## WHAT THE EXERCISE ASKS
Without the images, write out the whole listing exactly.

+++ DATA SECTION +++

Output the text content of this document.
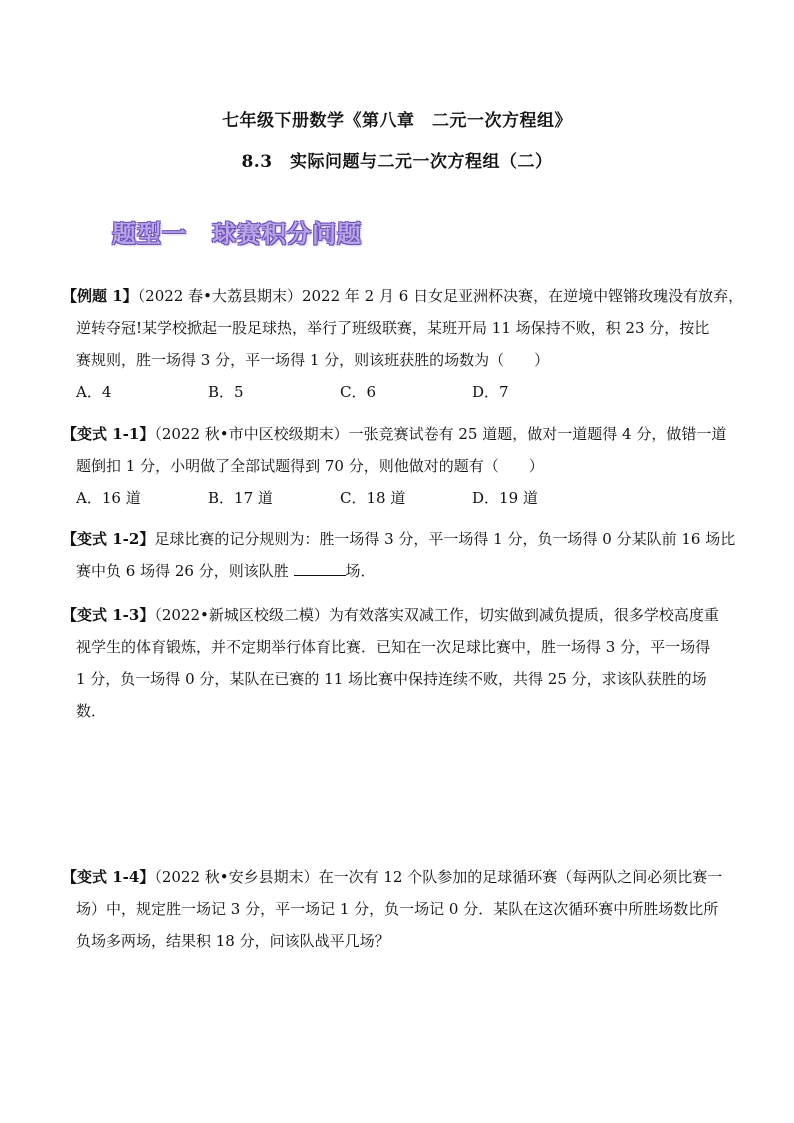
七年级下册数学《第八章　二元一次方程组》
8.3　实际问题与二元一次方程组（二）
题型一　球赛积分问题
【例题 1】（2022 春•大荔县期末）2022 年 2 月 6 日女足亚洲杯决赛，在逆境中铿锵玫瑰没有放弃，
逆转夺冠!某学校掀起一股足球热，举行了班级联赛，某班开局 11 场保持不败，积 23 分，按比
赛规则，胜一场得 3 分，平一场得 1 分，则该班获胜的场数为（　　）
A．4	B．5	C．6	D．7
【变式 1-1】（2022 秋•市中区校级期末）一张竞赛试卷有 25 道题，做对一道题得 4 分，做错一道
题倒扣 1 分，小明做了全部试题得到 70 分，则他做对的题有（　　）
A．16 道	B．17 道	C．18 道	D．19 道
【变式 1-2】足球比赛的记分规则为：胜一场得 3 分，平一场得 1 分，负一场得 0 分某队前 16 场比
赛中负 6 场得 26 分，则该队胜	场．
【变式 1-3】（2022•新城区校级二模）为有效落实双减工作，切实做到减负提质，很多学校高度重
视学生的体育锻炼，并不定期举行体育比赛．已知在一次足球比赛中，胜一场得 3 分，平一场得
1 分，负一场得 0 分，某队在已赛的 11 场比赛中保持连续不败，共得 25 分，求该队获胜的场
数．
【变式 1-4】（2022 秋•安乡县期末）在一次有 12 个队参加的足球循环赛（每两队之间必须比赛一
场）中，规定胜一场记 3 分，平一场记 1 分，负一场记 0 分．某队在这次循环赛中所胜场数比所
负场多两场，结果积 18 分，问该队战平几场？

+++

## RESPONSE
Output the text content of this document.
七年级下册数学《第八章　二元一次方程组》
8.3　实际问题与二元一次方程组（二）
题型一　球赛积分问题
【例题 1】（2022 春•大荔县期末）2022 年 2 月 6 日女足亚洲杯决赛，在逆境中铿锵玫瑰没有放弃，
逆转夺冠!某学校掀起一股足球热，举行了班级联赛，某班开局 11 场保持不败，积 23 分，按比
赛规则，胜一场得 3 分，平一场得 1 分，则该班获胜的场数为（　　）
A．4	B．5	C．6	D．7
【变式 1-1】（2022 秋•市中区校级期末）一张竞赛试卷有 25 道题，做对一道题得 4 分，做错一道
题倒扣 1 分，小明做了全部试题得到 70 分，则他做对的题有（　　）
A．16 道	B．17 道	C．18 道	D．19 道
【变式 1-2】足球比赛的记分规则为：胜一场得 3 分，平一场得 1 分，负一场得 0 分某队前 16 场比
赛中负 6 场得 26 分，则该队胜	场．
【变式 1-3】（2022•新城区校级二模）为有效落实双减工作，切实做到减负提质，很多学校高度重
视学生的体育锻炼，并不定期举行体育比赛．已知在一次足球比赛中，胜一场得 3 分，平一场得
1 分，负一场得 0 分，某队在已赛的 11 场比赛中保持连续不败，共得 25 分，求该队获胜的场
数．
【变式 1-4】（2022 秋•安乡县期末）在一次有 12 个队参加的足球循环赛（每两队之间必须比赛一
场）中，规定胜一场记 3 分，平一场记 1 分，负一场记 0 分．某队在这次循环赛中所胜场数比所
负场多两场，结果积 18 分，问该队战平几场？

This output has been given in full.